**Stated problem**.
Look through the lines and report how many include the word "Cormier", giving nothing but the number.

**Given entries**.

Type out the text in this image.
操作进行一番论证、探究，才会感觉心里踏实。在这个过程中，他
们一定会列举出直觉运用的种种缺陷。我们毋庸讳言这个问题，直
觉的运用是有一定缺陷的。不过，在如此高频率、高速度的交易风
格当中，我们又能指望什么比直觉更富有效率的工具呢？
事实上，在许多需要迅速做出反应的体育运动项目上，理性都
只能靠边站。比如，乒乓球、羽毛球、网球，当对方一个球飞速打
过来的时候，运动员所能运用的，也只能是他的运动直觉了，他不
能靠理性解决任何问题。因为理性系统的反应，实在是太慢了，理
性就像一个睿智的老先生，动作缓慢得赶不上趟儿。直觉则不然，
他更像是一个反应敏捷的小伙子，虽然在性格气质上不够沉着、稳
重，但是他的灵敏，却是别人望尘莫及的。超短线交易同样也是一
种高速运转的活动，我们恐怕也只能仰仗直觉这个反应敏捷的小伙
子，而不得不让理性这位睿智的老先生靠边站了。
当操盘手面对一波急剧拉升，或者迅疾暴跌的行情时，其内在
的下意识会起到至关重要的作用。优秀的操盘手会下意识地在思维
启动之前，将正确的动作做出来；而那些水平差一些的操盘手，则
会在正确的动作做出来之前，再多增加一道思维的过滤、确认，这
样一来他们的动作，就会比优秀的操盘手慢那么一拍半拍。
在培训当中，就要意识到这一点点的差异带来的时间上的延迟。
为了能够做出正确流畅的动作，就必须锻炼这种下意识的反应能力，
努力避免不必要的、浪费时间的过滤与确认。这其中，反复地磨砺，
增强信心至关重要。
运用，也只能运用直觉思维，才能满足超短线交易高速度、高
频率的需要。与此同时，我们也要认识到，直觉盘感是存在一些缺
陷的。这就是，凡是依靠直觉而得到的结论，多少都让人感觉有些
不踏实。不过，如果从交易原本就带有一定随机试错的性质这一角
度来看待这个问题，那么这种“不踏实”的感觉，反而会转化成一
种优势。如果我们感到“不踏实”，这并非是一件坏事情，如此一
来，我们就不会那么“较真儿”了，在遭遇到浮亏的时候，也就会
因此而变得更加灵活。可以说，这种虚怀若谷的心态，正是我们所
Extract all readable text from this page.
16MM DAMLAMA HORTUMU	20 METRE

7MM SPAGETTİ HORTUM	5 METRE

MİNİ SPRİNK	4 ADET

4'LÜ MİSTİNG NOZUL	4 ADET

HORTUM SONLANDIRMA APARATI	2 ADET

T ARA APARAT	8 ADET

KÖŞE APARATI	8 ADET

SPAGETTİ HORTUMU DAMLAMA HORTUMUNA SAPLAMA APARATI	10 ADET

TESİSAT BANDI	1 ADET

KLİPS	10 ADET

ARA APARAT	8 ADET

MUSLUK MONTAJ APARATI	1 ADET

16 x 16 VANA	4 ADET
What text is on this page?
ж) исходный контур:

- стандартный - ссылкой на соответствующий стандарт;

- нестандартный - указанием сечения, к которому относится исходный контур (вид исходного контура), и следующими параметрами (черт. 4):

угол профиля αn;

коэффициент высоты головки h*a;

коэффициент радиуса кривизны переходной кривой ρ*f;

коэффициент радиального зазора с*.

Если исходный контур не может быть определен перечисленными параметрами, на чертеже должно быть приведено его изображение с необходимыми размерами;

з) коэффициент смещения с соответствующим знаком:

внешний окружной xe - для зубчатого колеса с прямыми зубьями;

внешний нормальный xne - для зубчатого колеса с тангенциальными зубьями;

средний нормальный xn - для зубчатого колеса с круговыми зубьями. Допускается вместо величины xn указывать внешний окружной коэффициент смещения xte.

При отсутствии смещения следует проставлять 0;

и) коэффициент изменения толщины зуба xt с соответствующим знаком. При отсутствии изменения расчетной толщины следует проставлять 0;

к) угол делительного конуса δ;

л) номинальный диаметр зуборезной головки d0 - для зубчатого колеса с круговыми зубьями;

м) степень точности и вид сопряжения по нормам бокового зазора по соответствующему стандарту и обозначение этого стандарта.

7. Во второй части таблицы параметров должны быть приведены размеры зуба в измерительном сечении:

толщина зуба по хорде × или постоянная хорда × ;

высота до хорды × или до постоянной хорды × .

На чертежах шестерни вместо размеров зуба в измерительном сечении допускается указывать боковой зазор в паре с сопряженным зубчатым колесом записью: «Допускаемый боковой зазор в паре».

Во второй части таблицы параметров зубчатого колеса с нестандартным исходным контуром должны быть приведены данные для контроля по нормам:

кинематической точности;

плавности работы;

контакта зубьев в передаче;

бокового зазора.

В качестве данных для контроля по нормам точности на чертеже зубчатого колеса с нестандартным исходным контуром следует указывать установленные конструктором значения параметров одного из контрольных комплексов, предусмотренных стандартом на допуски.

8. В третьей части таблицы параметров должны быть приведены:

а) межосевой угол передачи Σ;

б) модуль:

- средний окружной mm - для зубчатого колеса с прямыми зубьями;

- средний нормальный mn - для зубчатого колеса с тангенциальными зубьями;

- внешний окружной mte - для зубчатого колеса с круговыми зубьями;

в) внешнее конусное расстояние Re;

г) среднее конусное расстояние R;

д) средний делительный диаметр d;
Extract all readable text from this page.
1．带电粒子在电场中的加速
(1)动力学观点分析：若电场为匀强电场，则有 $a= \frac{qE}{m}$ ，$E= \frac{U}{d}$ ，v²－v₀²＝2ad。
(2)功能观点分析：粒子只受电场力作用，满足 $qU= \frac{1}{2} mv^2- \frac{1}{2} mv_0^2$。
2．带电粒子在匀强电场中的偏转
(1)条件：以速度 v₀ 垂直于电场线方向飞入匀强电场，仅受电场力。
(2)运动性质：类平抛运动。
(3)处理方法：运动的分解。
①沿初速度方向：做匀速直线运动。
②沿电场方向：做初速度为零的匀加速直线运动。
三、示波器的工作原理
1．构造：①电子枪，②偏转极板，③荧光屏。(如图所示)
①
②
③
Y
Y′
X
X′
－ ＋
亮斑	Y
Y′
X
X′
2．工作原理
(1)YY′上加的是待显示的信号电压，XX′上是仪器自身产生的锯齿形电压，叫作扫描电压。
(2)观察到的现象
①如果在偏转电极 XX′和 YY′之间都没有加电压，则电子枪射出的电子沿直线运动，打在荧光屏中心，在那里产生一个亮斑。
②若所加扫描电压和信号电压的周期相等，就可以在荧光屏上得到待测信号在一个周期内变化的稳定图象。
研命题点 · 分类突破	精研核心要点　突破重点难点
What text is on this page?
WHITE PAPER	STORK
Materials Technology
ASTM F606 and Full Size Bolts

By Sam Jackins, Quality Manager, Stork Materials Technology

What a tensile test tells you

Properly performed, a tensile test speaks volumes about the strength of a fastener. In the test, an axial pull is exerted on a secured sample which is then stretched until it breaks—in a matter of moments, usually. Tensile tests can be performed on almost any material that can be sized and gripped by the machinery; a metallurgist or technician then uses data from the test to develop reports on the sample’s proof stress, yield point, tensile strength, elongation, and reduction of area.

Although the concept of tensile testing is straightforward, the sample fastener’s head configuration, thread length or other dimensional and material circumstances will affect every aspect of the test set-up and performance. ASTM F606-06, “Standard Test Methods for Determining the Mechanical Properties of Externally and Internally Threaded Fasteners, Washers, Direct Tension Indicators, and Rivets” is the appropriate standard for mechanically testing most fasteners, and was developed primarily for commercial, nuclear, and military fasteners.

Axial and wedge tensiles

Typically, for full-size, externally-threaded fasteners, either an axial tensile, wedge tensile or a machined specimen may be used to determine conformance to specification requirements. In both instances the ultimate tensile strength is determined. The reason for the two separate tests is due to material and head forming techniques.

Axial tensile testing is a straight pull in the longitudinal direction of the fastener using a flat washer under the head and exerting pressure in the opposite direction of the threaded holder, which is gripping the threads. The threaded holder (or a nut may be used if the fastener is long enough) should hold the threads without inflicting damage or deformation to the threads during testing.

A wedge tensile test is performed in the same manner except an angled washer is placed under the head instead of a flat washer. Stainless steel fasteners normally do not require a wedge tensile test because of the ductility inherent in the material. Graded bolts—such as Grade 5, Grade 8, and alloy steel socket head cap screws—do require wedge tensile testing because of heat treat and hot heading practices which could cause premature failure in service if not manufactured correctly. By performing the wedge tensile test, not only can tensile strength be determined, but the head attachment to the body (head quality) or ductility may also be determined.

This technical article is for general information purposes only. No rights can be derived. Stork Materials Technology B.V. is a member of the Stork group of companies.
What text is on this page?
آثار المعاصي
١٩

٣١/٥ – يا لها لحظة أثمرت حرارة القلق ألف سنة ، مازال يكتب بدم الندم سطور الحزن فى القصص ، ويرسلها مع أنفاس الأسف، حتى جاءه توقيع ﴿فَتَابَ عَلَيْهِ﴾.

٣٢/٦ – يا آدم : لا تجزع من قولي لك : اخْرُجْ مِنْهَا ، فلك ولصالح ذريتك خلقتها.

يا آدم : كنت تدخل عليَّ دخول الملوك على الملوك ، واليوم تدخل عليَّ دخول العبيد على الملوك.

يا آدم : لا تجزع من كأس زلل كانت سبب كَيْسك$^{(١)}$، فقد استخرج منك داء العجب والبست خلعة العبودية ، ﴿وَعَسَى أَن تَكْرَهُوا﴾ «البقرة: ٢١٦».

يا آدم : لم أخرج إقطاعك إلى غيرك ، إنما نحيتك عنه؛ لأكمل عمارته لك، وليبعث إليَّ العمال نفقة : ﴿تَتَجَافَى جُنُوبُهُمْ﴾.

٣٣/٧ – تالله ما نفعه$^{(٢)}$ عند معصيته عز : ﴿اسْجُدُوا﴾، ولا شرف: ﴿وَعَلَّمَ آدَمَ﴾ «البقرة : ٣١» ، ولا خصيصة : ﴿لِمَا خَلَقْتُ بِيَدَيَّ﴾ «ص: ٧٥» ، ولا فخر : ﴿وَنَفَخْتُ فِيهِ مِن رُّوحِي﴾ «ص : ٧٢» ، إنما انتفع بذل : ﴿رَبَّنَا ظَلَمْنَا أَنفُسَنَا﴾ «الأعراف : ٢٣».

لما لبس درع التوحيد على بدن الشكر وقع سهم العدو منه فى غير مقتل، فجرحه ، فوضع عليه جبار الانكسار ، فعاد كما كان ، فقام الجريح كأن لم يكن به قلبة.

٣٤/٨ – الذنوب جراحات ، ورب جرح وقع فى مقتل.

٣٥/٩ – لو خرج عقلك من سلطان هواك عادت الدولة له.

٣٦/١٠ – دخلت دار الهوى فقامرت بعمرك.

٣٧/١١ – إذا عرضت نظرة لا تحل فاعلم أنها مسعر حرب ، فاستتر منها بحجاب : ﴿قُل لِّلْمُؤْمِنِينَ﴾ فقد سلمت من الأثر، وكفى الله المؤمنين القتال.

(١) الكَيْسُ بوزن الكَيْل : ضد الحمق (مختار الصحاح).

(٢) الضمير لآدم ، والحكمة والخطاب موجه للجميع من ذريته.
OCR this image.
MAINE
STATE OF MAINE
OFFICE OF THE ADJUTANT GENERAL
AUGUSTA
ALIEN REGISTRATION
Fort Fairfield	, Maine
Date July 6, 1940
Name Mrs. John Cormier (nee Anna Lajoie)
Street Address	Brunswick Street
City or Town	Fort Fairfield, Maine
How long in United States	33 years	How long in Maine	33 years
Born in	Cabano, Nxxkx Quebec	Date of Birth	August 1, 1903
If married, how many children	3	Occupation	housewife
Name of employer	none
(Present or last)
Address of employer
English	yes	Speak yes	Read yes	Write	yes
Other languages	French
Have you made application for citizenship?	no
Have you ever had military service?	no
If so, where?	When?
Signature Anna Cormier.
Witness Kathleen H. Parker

**Result of this exercise**.
2